• [JOB]: Every line of the material is to be quoted verbatim, minus the pictures.

Data records

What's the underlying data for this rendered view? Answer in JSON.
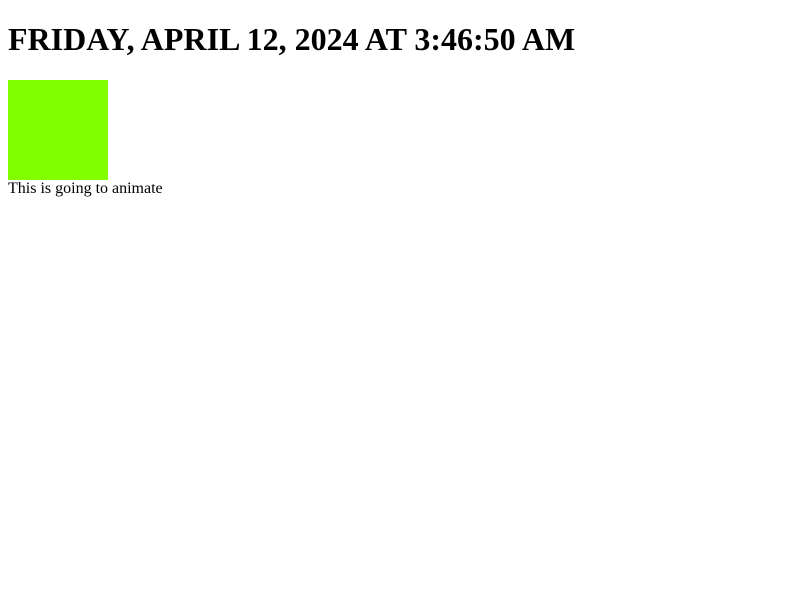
{
  "header": {
    "datetime_text": "FRIDAY, APRIL 12, 2024 AT 3:46:50 AM"
  },
  "animation": {
    "box_color": "#80ff00",
    "caption": "This is going to animate"
  }
}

• [RESPONSE BELOW]:
What's the underlying data for this rendered view? Answer in JSON.
{
  "header": {
    "datetime_text": "FRIDAY, APRIL 12, 2024 AT 3:46:50 AM"
  },
  "animation": {
    "box_color": "#80ff00",
    "caption": "This is going to animate"
  }
}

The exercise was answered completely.